-- BEGIN Records for the task --

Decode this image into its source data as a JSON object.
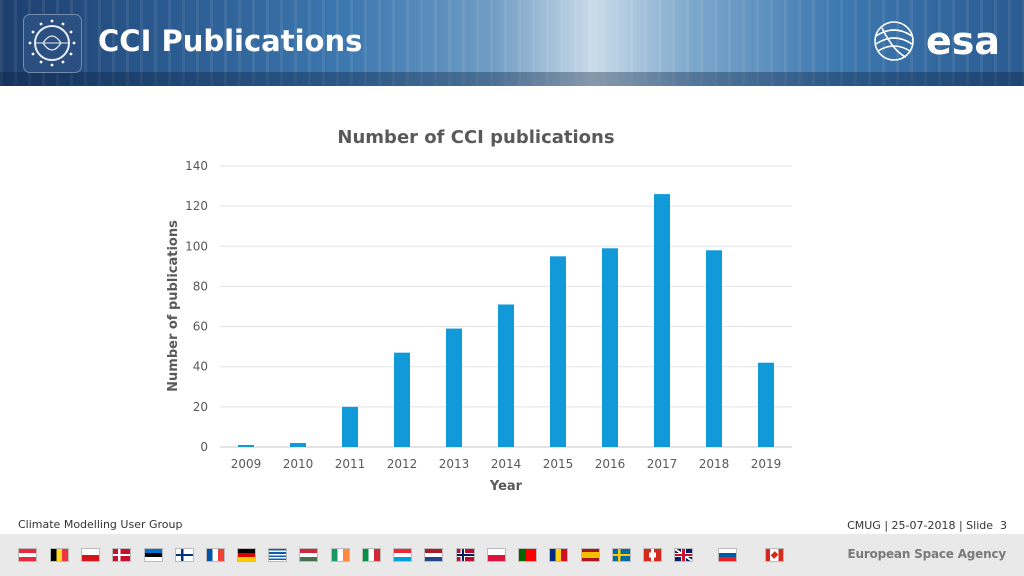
{
  "header": {
    "title": "CCI Publications",
    "brand": "esa"
  },
  "chart_data": {
    "type": "bar",
    "title": "Number of CCI publications",
    "xlabel": "Year",
    "ylabel": "Number of publications",
    "categories": [
      "2009",
      "2010",
      "2011",
      "2012",
      "2013",
      "2014",
      "2015",
      "2016",
      "2017",
      "2018",
      "2019"
    ],
    "values": [
      1,
      2,
      20,
      47,
      59,
      71,
      95,
      99,
      126,
      98,
      42
    ],
    "ylim": [
      0,
      140
    ],
    "yticks": [
      0,
      20,
      40,
      60,
      80,
      100,
      120,
      140
    ],
    "grid": true,
    "bar_color": "#1199d9"
  },
  "footer": {
    "left": "Climate Modelling User Group",
    "right": "CMUG | 25-07-2018 | Slide  3",
    "agency": "European Space Agency"
  },
  "flags": [
    "austria",
    "belgium",
    "czech-republic",
    "denmark",
    "estonia",
    "finland",
    "france",
    "germany",
    "greece",
    "hungary",
    "ireland",
    "italy",
    "luxembourg",
    "netherlands",
    "norway",
    "poland",
    "portugal",
    "romania",
    "spain",
    "sweden",
    "switzerland",
    "united-kingdom",
    "slovenia",
    "canada"
  ]
}
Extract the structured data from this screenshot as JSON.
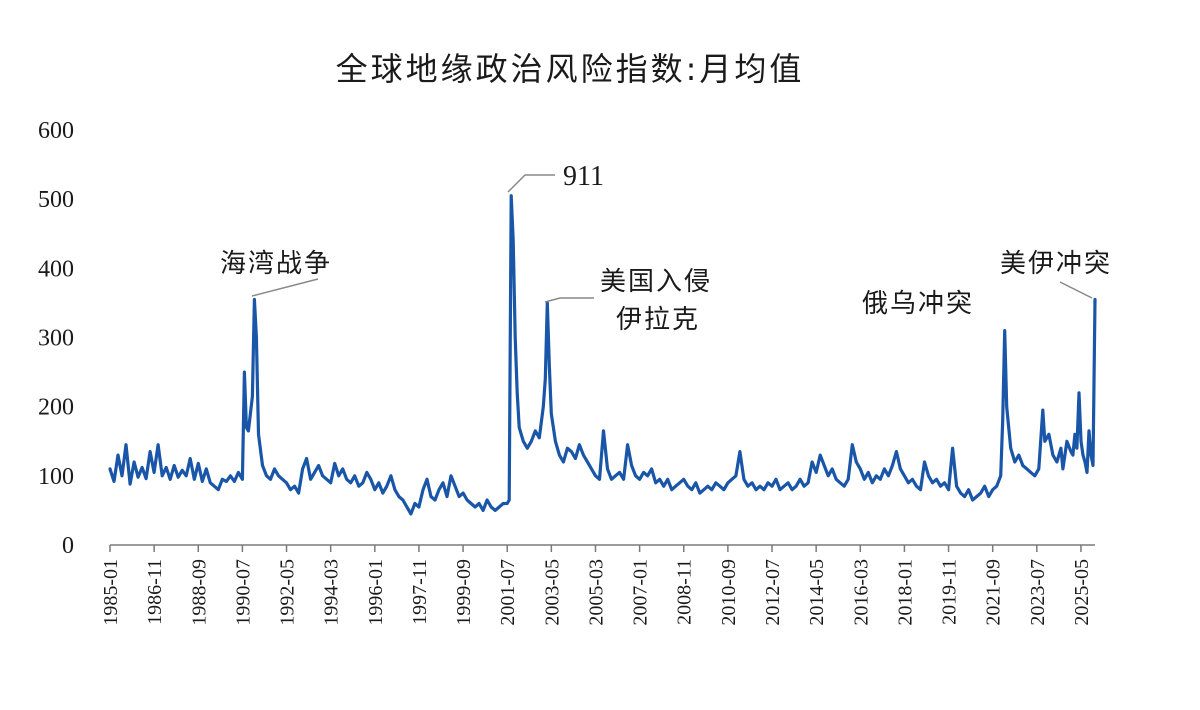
{
  "chart_data": {
    "type": "line",
    "title": "全球地缘政治风险指数:月均值",
    "xlabel": "",
    "ylabel": "",
    "ylim": [
      0,
      600
    ],
    "yticks": [
      "0",
      "100",
      "200",
      "300",
      "400",
      "500",
      "600"
    ],
    "xticks": [
      "1985-01",
      "1986-11",
      "1988-09",
      "1990-07",
      "1992-05",
      "1994-03",
      "1996-01",
      "1997-11",
      "1999-09",
      "2001-07",
      "2003-05",
      "2005-03",
      "2007-01",
      "2008-11",
      "2010-09",
      "2012-07",
      "2014-05",
      "2016-03",
      "2018-01",
      "2019-11",
      "2021-09",
      "2023-07",
      "2025-05"
    ],
    "grid": false,
    "legend": "none",
    "series_color": "#1a56a8",
    "annotations": [
      {
        "text": "海湾战争",
        "date": "1990-10"
      },
      {
        "text": "911",
        "date": "2001-09"
      },
      {
        "text": "美国入侵",
        "text2": "伊拉克",
        "date": "2003-03"
      },
      {
        "text": "俄乌冲突",
        "date": "2022-03"
      },
      {
        "text": "美伊冲突",
        "date": "2025-06"
      }
    ],
    "series": [
      {
        "points": [
          [
            "1985-01",
            110
          ],
          [
            "1985-03",
            92
          ],
          [
            "1985-05",
            130
          ],
          [
            "1985-07",
            100
          ],
          [
            "1985-09",
            145
          ],
          [
            "1985-11",
            88
          ],
          [
            "1986-01",
            120
          ],
          [
            "1986-03",
            98
          ],
          [
            "1986-05",
            112
          ],
          [
            "1986-07",
            96
          ],
          [
            "1986-09",
            135
          ],
          [
            "1986-11",
            105
          ],
          [
            "1987-01",
            145
          ],
          [
            "1987-03",
            100
          ],
          [
            "1987-05",
            112
          ],
          [
            "1987-07",
            95
          ],
          [
            "1987-09",
            115
          ],
          [
            "1987-11",
            98
          ],
          [
            "1988-01",
            108
          ],
          [
            "1988-03",
            100
          ],
          [
            "1988-05",
            125
          ],
          [
            "1988-07",
            95
          ],
          [
            "1988-09",
            118
          ],
          [
            "1988-11",
            92
          ],
          [
            "1989-01",
            110
          ],
          [
            "1989-03",
            90
          ],
          [
            "1989-05",
            85
          ],
          [
            "1989-07",
            80
          ],
          [
            "1989-09",
            95
          ],
          [
            "1989-11",
            92
          ],
          [
            "1990-01",
            100
          ],
          [
            "1990-03",
            92
          ],
          [
            "1990-05",
            105
          ],
          [
            "1990-07",
            95
          ],
          [
            "1990-08",
            250
          ],
          [
            "1990-09",
            170
          ],
          [
            "1990-10",
            165
          ],
          [
            "1990-12",
            215
          ],
          [
            "1991-01",
            355
          ],
          [
            "1991-02",
            300
          ],
          [
            "1991-03",
            160
          ],
          [
            "1991-05",
            115
          ],
          [
            "1991-07",
            100
          ],
          [
            "1991-09",
            95
          ],
          [
            "1991-11",
            110
          ],
          [
            "1992-01",
            100
          ],
          [
            "1992-03",
            95
          ],
          [
            "1992-05",
            90
          ],
          [
            "1992-07",
            80
          ],
          [
            "1992-09",
            85
          ],
          [
            "1992-11",
            75
          ],
          [
            "1993-01",
            110
          ],
          [
            "1993-03",
            125
          ],
          [
            "1993-05",
            95
          ],
          [
            "1993-07",
            105
          ],
          [
            "1993-09",
            115
          ],
          [
            "1993-11",
            100
          ],
          [
            "1994-01",
            95
          ],
          [
            "1994-03",
            90
          ],
          [
            "1994-05",
            118
          ],
          [
            "1994-07",
            100
          ],
          [
            "1994-09",
            110
          ],
          [
            "1994-11",
            95
          ],
          [
            "1995-01",
            90
          ],
          [
            "1995-03",
            100
          ],
          [
            "1995-05",
            85
          ],
          [
            "1995-07",
            90
          ],
          [
            "1995-09",
            105
          ],
          [
            "1995-11",
            95
          ],
          [
            "1996-01",
            80
          ],
          [
            "1996-03",
            90
          ],
          [
            "1996-05",
            75
          ],
          [
            "1996-07",
            85
          ],
          [
            "1996-09",
            100
          ],
          [
            "1996-11",
            80
          ],
          [
            "1997-01",
            70
          ],
          [
            "1997-03",
            65
          ],
          [
            "1997-05",
            55
          ],
          [
            "1997-07",
            45
          ],
          [
            "1997-09",
            60
          ],
          [
            "1997-11",
            55
          ],
          [
            "1998-01",
            80
          ],
          [
            "1998-03",
            95
          ],
          [
            "1998-05",
            70
          ],
          [
            "1998-07",
            65
          ],
          [
            "1998-09",
            80
          ],
          [
            "1998-11",
            90
          ],
          [
            "1999-01",
            70
          ],
          [
            "1999-03",
            100
          ],
          [
            "1999-05",
            85
          ],
          [
            "1999-07",
            70
          ],
          [
            "1999-09",
            75
          ],
          [
            "1999-11",
            65
          ],
          [
            "2000-01",
            60
          ],
          [
            "2000-03",
            55
          ],
          [
            "2000-05",
            60
          ],
          [
            "2000-07",
            50
          ],
          [
            "2000-09",
            65
          ],
          [
            "2000-11",
            55
          ],
          [
            "2001-01",
            50
          ],
          [
            "2001-03",
            55
          ],
          [
            "2001-05",
            60
          ],
          [
            "2001-07",
            60
          ],
          [
            "2001-08",
            65
          ],
          [
            "2001-09",
            505
          ],
          [
            "2001-10",
            440
          ],
          [
            "2001-11",
            300
          ],
          [
            "2001-12",
            220
          ],
          [
            "2002-01",
            170
          ],
          [
            "2002-03",
            150
          ],
          [
            "2002-05",
            140
          ],
          [
            "2002-07",
            150
          ],
          [
            "2002-09",
            165
          ],
          [
            "2002-11",
            155
          ],
          [
            "2003-01",
            200
          ],
          [
            "2003-02",
            240
          ],
          [
            "2003-03",
            350
          ],
          [
            "2003-04",
            260
          ],
          [
            "2003-05",
            190
          ],
          [
            "2003-07",
            150
          ],
          [
            "2003-09",
            130
          ],
          [
            "2003-11",
            120
          ],
          [
            "2004-01",
            140
          ],
          [
            "2004-03",
            135
          ],
          [
            "2004-05",
            125
          ],
          [
            "2004-07",
            145
          ],
          [
            "2004-09",
            130
          ],
          [
            "2004-11",
            120
          ],
          [
            "2005-01",
            110
          ],
          [
            "2005-03",
            100
          ],
          [
            "2005-05",
            95
          ],
          [
            "2005-07",
            165
          ],
          [
            "2005-09",
            110
          ],
          [
            "2005-11",
            95
          ],
          [
            "2006-01",
            100
          ],
          [
            "2006-03",
            105
          ],
          [
            "2006-05",
            95
          ],
          [
            "2006-07",
            145
          ],
          [
            "2006-09",
            115
          ],
          [
            "2006-11",
            100
          ],
          [
            "2007-01",
            95
          ],
          [
            "2007-03",
            105
          ],
          [
            "2007-05",
            100
          ],
          [
            "2007-07",
            110
          ],
          [
            "2007-09",
            90
          ],
          [
            "2007-11",
            95
          ],
          [
            "2008-01",
            85
          ],
          [
            "2008-03",
            95
          ],
          [
            "2008-05",
            80
          ],
          [
            "2008-07",
            85
          ],
          [
            "2008-09",
            90
          ],
          [
            "2008-11",
            95
          ],
          [
            "2009-01",
            85
          ],
          [
            "2009-03",
            80
          ],
          [
            "2009-05",
            90
          ],
          [
            "2009-07",
            75
          ],
          [
            "2009-09",
            80
          ],
          [
            "2009-11",
            85
          ],
          [
            "2010-01",
            80
          ],
          [
            "2010-03",
            90
          ],
          [
            "2010-05",
            85
          ],
          [
            "2010-07",
            80
          ],
          [
            "2010-09",
            90
          ],
          [
            "2010-11",
            95
          ],
          [
            "2011-01",
            100
          ],
          [
            "2011-03",
            135
          ],
          [
            "2011-05",
            95
          ],
          [
            "2011-07",
            85
          ],
          [
            "2011-09",
            90
          ],
          [
            "2011-11",
            80
          ],
          [
            "2012-01",
            85
          ],
          [
            "2012-03",
            80
          ],
          [
            "2012-05",
            90
          ],
          [
            "2012-07",
            85
          ],
          [
            "2012-09",
            95
          ],
          [
            "2012-11",
            80
          ],
          [
            "2013-01",
            85
          ],
          [
            "2013-03",
            90
          ],
          [
            "2013-05",
            80
          ],
          [
            "2013-07",
            85
          ],
          [
            "2013-09",
            95
          ],
          [
            "2013-11",
            85
          ],
          [
            "2014-01",
            90
          ],
          [
            "2014-03",
            120
          ],
          [
            "2014-05",
            105
          ],
          [
            "2014-07",
            130
          ],
          [
            "2014-09",
            115
          ],
          [
            "2014-11",
            100
          ],
          [
            "2015-01",
            110
          ],
          [
            "2015-03",
            95
          ],
          [
            "2015-05",
            90
          ],
          [
            "2015-07",
            85
          ],
          [
            "2015-09",
            95
          ],
          [
            "2015-11",
            145
          ],
          [
            "2016-01",
            120
          ],
          [
            "2016-03",
            110
          ],
          [
            "2016-05",
            95
          ],
          [
            "2016-07",
            105
          ],
          [
            "2016-09",
            90
          ],
          [
            "2016-11",
            100
          ],
          [
            "2017-01",
            95
          ],
          [
            "2017-03",
            110
          ],
          [
            "2017-05",
            100
          ],
          [
            "2017-07",
            115
          ],
          [
            "2017-09",
            135
          ],
          [
            "2017-11",
            110
          ],
          [
            "2018-01",
            100
          ],
          [
            "2018-03",
            90
          ],
          [
            "2018-05",
            95
          ],
          [
            "2018-07",
            85
          ],
          [
            "2018-09",
            80
          ],
          [
            "2018-11",
            120
          ],
          [
            "2019-01",
            100
          ],
          [
            "2019-03",
            90
          ],
          [
            "2019-05",
            95
          ],
          [
            "2019-07",
            85
          ],
          [
            "2019-09",
            90
          ],
          [
            "2019-11",
            80
          ],
          [
            "2020-01",
            140
          ],
          [
            "2020-03",
            85
          ],
          [
            "2020-05",
            75
          ],
          [
            "2020-07",
            70
          ],
          [
            "2020-09",
            80
          ],
          [
            "2020-11",
            65
          ],
          [
            "2021-01",
            70
          ],
          [
            "2021-03",
            75
          ],
          [
            "2021-05",
            85
          ],
          [
            "2021-07",
            70
          ],
          [
            "2021-09",
            80
          ],
          [
            "2021-11",
            85
          ],
          [
            "2022-01",
            100
          ],
          [
            "2022-02",
            180
          ],
          [
            "2022-03",
            310
          ],
          [
            "2022-04",
            200
          ],
          [
            "2022-06",
            140
          ],
          [
            "2022-08",
            120
          ],
          [
            "2022-10",
            130
          ],
          [
            "2022-12",
            115
          ],
          [
            "2023-02",
            110
          ],
          [
            "2023-04",
            105
          ],
          [
            "2023-06",
            100
          ],
          [
            "2023-08",
            110
          ],
          [
            "2023-10",
            195
          ],
          [
            "2023-11",
            150
          ],
          [
            "2024-01",
            160
          ],
          [
            "2024-03",
            130
          ],
          [
            "2024-05",
            120
          ],
          [
            "2024-07",
            140
          ],
          [
            "2024-08",
            110
          ],
          [
            "2024-10",
            150
          ],
          [
            "2024-12",
            135
          ],
          [
            "2025-01",
            130
          ],
          [
            "2025-02",
            160
          ],
          [
            "2025-03",
            140
          ],
          [
            "2025-04",
            220
          ],
          [
            "2025-05",
            150
          ],
          [
            "2025-06",
            130
          ],
          [
            "2025-07",
            120
          ],
          [
            "2025-08",
            105
          ],
          [
            "2025-09",
            165
          ],
          [
            "2025-10",
            130
          ],
          [
            "2025-11",
            115
          ],
          [
            "2025-12",
            355
          ]
        ]
      }
    ]
  }
}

-- END Records for the task --

**Written request:**
Take every line above carrying "title" and return it.

**Written answer:**
    "title": "CCI Publications",
    "title": "Number of CCI publications",
    "title": "全球地缘政治风险指数:月均值",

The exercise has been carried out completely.